Restate all of the entries exactly, dropping any pictures they hold.

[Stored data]
******

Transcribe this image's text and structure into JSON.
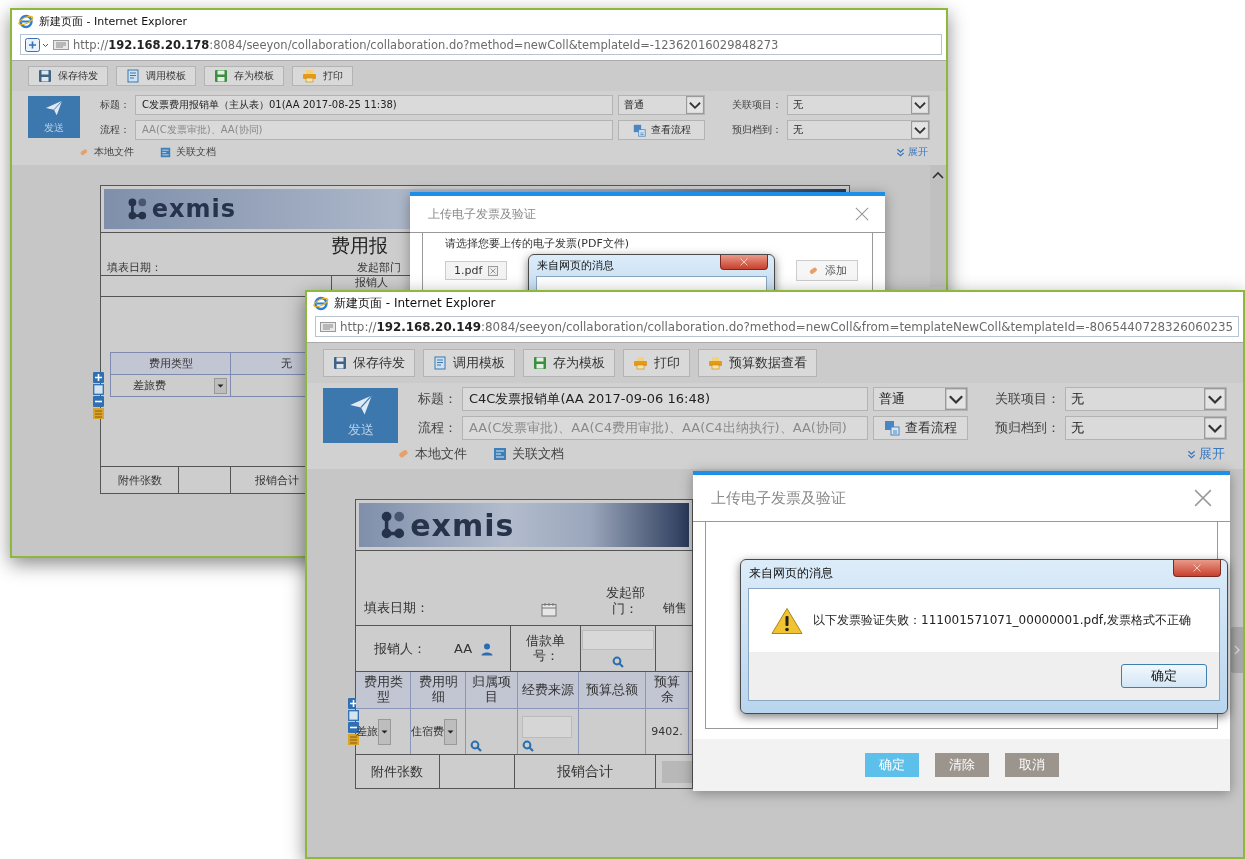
{
  "back_window": {
    "title": "新建页面 - Internet Explorer",
    "address": "http://**192.168.20.178**:8084/seeyon/collaboration/collaboration.do?method=newColl&templateId=-12362016029848273",
    "toolbar": [
      {
        "kind": "save",
        "label": "保存待发"
      },
      {
        "kind": "template",
        "label": "调用模板"
      },
      {
        "kind": "save-template",
        "label": "存为模板"
      },
      {
        "kind": "print",
        "label": "打印"
      }
    ],
    "send_button": "发送",
    "subject": {
      "label": "标题：",
      "value": "C发票费用报销单（主从表）01(AA 2017-08-25 11:38)"
    },
    "priority": "普通",
    "related_project": {
      "label": "关联项目：",
      "value": "无"
    },
    "flow": {
      "label": "流程：",
      "value": "AA(C发票审批)、AA(协同)"
    },
    "view_flow_button": "查看流程",
    "archive": {
      "label": "预归档到：",
      "value": "无"
    },
    "attachments": [
      {
        "kind": "local",
        "label": "本地文件"
      },
      {
        "kind": "linked",
        "label": "关联文档"
      }
    ],
    "expand_link": "展开",
    "form": {
      "logo": "exmis",
      "title": "费用报",
      "date_label": "填表日期：",
      "department_label": "发起部门",
      "claimant_label": "报销人",
      "detail_headers": [
        "费用类型",
        "无"
      ],
      "detail_row": [
        {
          "kind": "select",
          "value": "差旅费"
        },
        {
          "kind": "empty"
        }
      ],
      "attachment_count_label": "附件张数",
      "total_label": "报销合计"
    },
    "dialog": {
      "title": "上传电子发票及验证",
      "prompt": "请选择您要上传的电子发票(PDF文件)",
      "file": "1.pdf",
      "add_button": "添加",
      "message_box": {
        "title": "来自网页的消息"
      }
    }
  },
  "front_window": {
    "title": "新建页面 - Internet Explorer",
    "address": "http://**192.168.20.149**:8084/seeyon/collaboration/collaboration.do?method=newColl&from=templateNewColl&templateId=-8065440728326060235",
    "toolbar": [
      {
        "kind": "save",
        "label": "保存待发"
      },
      {
        "kind": "template",
        "label": "调用模板"
      },
      {
        "kind": "save-template",
        "label": "存为模板"
      },
      {
        "kind": "print",
        "label": "打印"
      },
      {
        "kind": "budget",
        "label": "预算数据查看"
      }
    ],
    "send_button": "发送",
    "subject": {
      "label": "标题：",
      "value": "C4C发票报销单(AA 2017-09-06 16:48)"
    },
    "priority": "普通",
    "related_project": {
      "label": "关联项目：",
      "value": "无"
    },
    "flow": {
      "label": "流程：",
      "value": "AA(C发票审批)、AA(C4费用审批)、AA(C4出纳执行)、AA(协同)"
    },
    "view_flow_button": "查看流程",
    "archive": {
      "label": "预归档到：",
      "value": "无"
    },
    "attachments": [
      {
        "kind": "local",
        "label": "本地文件"
      },
      {
        "kind": "linked",
        "label": "关联文档"
      }
    ],
    "expand_link": "展开",
    "form": {
      "logo": "exmis",
      "date_label": "填表日期：",
      "department_label": "发起部门：",
      "department_value": "销售",
      "claimant_label": "报销人：",
      "claimant_value": "AA",
      "loan_label": "借款单号：",
      "detail_headers": [
        "费用类型",
        "费用明细",
        "归属项目",
        "经费来源",
        "预算总额",
        "预算余"
      ],
      "detail_row": [
        {
          "kind": "select",
          "value": "差旅"
        },
        {
          "kind": "select",
          "value": "住宿费"
        },
        {
          "kind": "lookup"
        },
        {
          "kind": "lookup-input"
        },
        {
          "kind": "empty"
        },
        {
          "kind": "text",
          "value": "9402."
        }
      ],
      "attachment_count_label": "附件张数",
      "total_label": "报销合计"
    },
    "dialog": {
      "title": "上传电子发票及验证",
      "buttons": [
        {
          "kind": "primary",
          "label": "确定"
        },
        {
          "kind": "secondary",
          "label": "清除"
        },
        {
          "kind": "secondary",
          "label": "取消"
        }
      ],
      "message_box": {
        "title": "来自网页的消息",
        "message": "以下发票验证失败：111001571071_00000001.pdf,发票格式不正确",
        "ok_button": "确定"
      }
    }
  }
}
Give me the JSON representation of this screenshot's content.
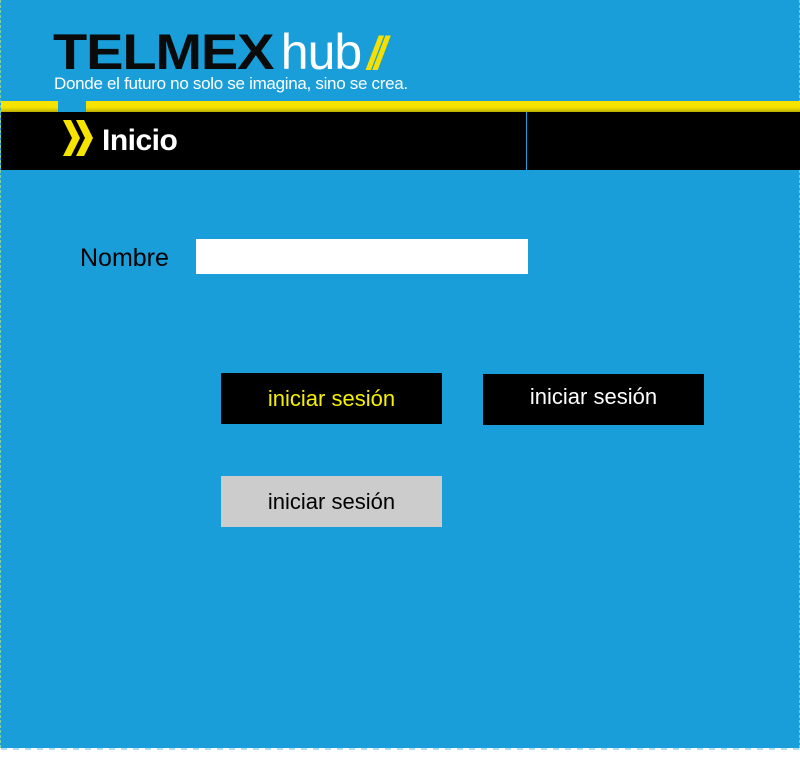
{
  "header": {
    "brand": "TELMEX",
    "brand_suffix": "hub",
    "brand_mark": "//",
    "tagline": "Donde el futuro no solo se imagina, sino se crea."
  },
  "titlebar": {
    "icon": "double-chevron-icon",
    "title": "Inicio"
  },
  "form": {
    "name_label": "Nombre",
    "name_value": "",
    "login_button_1": "iniciar sesión",
    "login_button_2": "iniciar sesión",
    "login_button_3": "iniciar sesión"
  },
  "colors": {
    "background": "#1a9ed9",
    "accent_yellow": "#f6e400",
    "bar_black": "#000000",
    "button_gray": "#cccccc"
  }
}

******

Solution for this exercise:
Transcribe this image's text and structure into JSON.
{
  "back_window": {
    "title": "新建页面 - Internet Explorer",
    "address": "http://**192.168.20.178**:8084/seeyon/collaboration/collaboration.do?method=newColl&templateId=-12362016029848273",
    "toolbar": [
      {
        "kind": "save",
        "label": "保存待发"
      },
      {
        "kind": "template",
        "label": "调用模板"
      },
      {
        "kind": "save-template",
        "label": "存为模板"
      },
      {
        "kind": "print",
        "label": "打印"
      }
    ],
    "send_button": "发送",
    "subject": {
      "label": "标题：",
      "value": "C发票费用报销单（主从表）01(AA 2017-08-25 11:38)"
    },
    "priority": "普通",
    "related_project": {
      "label": "关联项目：",
      "value": "无"
    },
    "flow": {
      "label": "流程：",
      "value": "AA(C发票审批)、AA(协同)"
    },
    "view_flow_button": "查看流程",
    "archive": {
      "label": "预归档到：",
      "value": "无"
    },
    "attachments": [
      {
        "kind": "local",
        "label": "本地文件"
      },
      {
        "kind": "linked",
        "label": "关联文档"
      }
    ],
    "expand_link": "展开",
    "form": {
      "logo": "exmis",
      "title": "费用报",
      "date_label": "填表日期：",
      "department_label": "发起部门",
      "claimant_label": "报销人",
      "detail_headers": [
        "费用类型",
        "无"
      ],
      "detail_row": [
        {
          "kind": "select",
          "value": "差旅费"
        },
        {
          "kind": "empty"
        }
      ],
      "attachment_count_label": "附件张数",
      "total_label": "报销合计"
    },
    "dialog": {
      "title": "上传电子发票及验证",
      "prompt": "请选择您要上传的电子发票(PDF文件)",
      "file": "1.pdf",
      "add_button": "添加",
      "message_box": {
        "title": "来自网页的消息"
      }
    }
  },
  "front_window": {
    "title": "新建页面 - Internet Explorer",
    "address": "http://**192.168.20.149**:8084/seeyon/collaboration/collaboration.do?method=newColl&from=templateNewColl&templateId=-8065440728326060235",
    "toolbar": [
      {
        "kind": "save",
        "label": "保存待发"
      },
      {
        "kind": "template",
        "label": "调用模板"
      },
      {
        "kind": "save-template",
        "label": "存为模板"
      },
      {
        "kind": "print",
        "label": "打印"
      },
      {
        "kind": "budget",
        "label": "预算数据查看"
      }
    ],
    "send_button": "发送",
    "subject": {
      "label": "标题：",
      "value": "C4C发票报销单(AA 2017-09-06 16:48)"
    },
    "priority": "普通",
    "related_project": {
      "label": "关联项目：",
      "value": "无"
    },
    "flow": {
      "label": "流程：",
      "value": "AA(C发票审批)、AA(C4费用审批)、AA(C4出纳执行)、AA(协同)"
    },
    "view_flow_button": "查看流程",
    "archive": {
      "label": "预归档到：",
      "value": "无"
    },
    "attachments": [
      {
        "kind": "local",
        "label": "本地文件"
      },
      {
        "kind": "linked",
        "label": "关联文档"
      }
    ],
    "expand_link": "展开",
    "form": {
      "logo": "exmis",
      "date_label": "填表日期：",
      "department_label": "发起部门：",
      "department_value": "销售",
      "claimant_label": "报销人：",
      "claimant_value": "AA",
      "loan_label": "借款单号：",
      "detail_headers": [
        "费用类型",
        "费用明细",
        "归属项目",
        "经费来源",
        "预算总额",
        "预算余"
      ],
      "detail_row": [
        {
          "kind": "select",
          "value": "差旅"
        },
        {
          "kind": "select",
          "value": "住宿费"
        },
        {
          "kind": "lookup"
        },
        {
          "kind": "lookup-input"
        },
        {
          "kind": "empty"
        },
        {
          "kind": "text",
          "value": "9402."
        }
      ],
      "attachment_count_label": "附件张数",
      "total_label": "报销合计"
    },
    "dialog": {
      "title": "上传电子发票及验证",
      "buttons": [
        {
          "kind": "primary",
          "label": "确定"
        },
        {
          "kind": "secondary",
          "label": "清除"
        },
        {
          "kind": "secondary",
          "label": "取消"
        }
      ],
      "message_box": {
        "title": "来自网页的消息",
        "message": "以下发票验证失败：111001571071_00000001.pdf,发票格式不正确",
        "ok_button": "确定"
      }
    }
  }
}
Give me the JSON representation of this screenshot's content.
{
  "header": {
    "brand": "TELMEX",
    "brand_suffix": "hub",
    "brand_mark": "//",
    "tagline": "Donde el futuro no solo se imagina, sino se crea."
  },
  "titlebar": {
    "icon": "double-chevron-icon",
    "title": "Inicio"
  },
  "form": {
    "name_label": "Nombre",
    "name_value": "",
    "login_button_1": "iniciar sesión",
    "login_button_2": "iniciar sesión",
    "login_button_3": "iniciar sesión"
  },
  "colors": {
    "background": "#1a9ed9",
    "accent_yellow": "#f6e400",
    "bar_black": "#000000",
    "button_gray": "#cccccc"
  }
}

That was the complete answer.